**** RECORDED INFORMATION ****
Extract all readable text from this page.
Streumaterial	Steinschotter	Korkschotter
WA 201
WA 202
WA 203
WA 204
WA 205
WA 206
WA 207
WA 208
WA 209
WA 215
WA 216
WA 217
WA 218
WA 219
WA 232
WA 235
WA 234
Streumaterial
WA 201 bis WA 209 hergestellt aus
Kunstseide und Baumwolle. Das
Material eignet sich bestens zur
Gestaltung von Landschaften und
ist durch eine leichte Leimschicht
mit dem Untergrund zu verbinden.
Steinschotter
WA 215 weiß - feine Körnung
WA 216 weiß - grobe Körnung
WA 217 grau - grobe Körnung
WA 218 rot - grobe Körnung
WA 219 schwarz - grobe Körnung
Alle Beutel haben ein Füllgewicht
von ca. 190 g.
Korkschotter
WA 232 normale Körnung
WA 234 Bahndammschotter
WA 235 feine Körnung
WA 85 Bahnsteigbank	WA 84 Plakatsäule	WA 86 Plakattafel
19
****
*PROMPT:*
Set down all of the records shown above once more, exactly.

*FULL SOLUTION:*
Extract all readable text from this page.
Streumaterial	Steinschotter	Korkschotter
WA 201
WA 202
WA 203
WA 204
WA 205
WA 206
WA 207
WA 208
WA 209
WA 215
WA 216
WA 217
WA 218
WA 219
WA 232
WA 235
WA 234
Streumaterial
WA 201 bis WA 209 hergestellt aus
Kunstseide und Baumwolle. Das
Material eignet sich bestens zur
Gestaltung von Landschaften und
ist durch eine leichte Leimschicht
mit dem Untergrund zu verbinden.
Steinschotter
WA 215 weiß - feine Körnung
WA 216 weiß - grobe Körnung
WA 217 grau - grobe Körnung
WA 218 rot - grobe Körnung
WA 219 schwarz - grobe Körnung
Alle Beutel haben ein Füllgewicht
von ca. 190 g.
Korkschotter
WA 232 normale Körnung
WA 234 Bahndammschotter
WA 235 feine Körnung
WA 85 Bahnsteigbank	WA 84 Plakatsäule	WA 86 Plakattafel
19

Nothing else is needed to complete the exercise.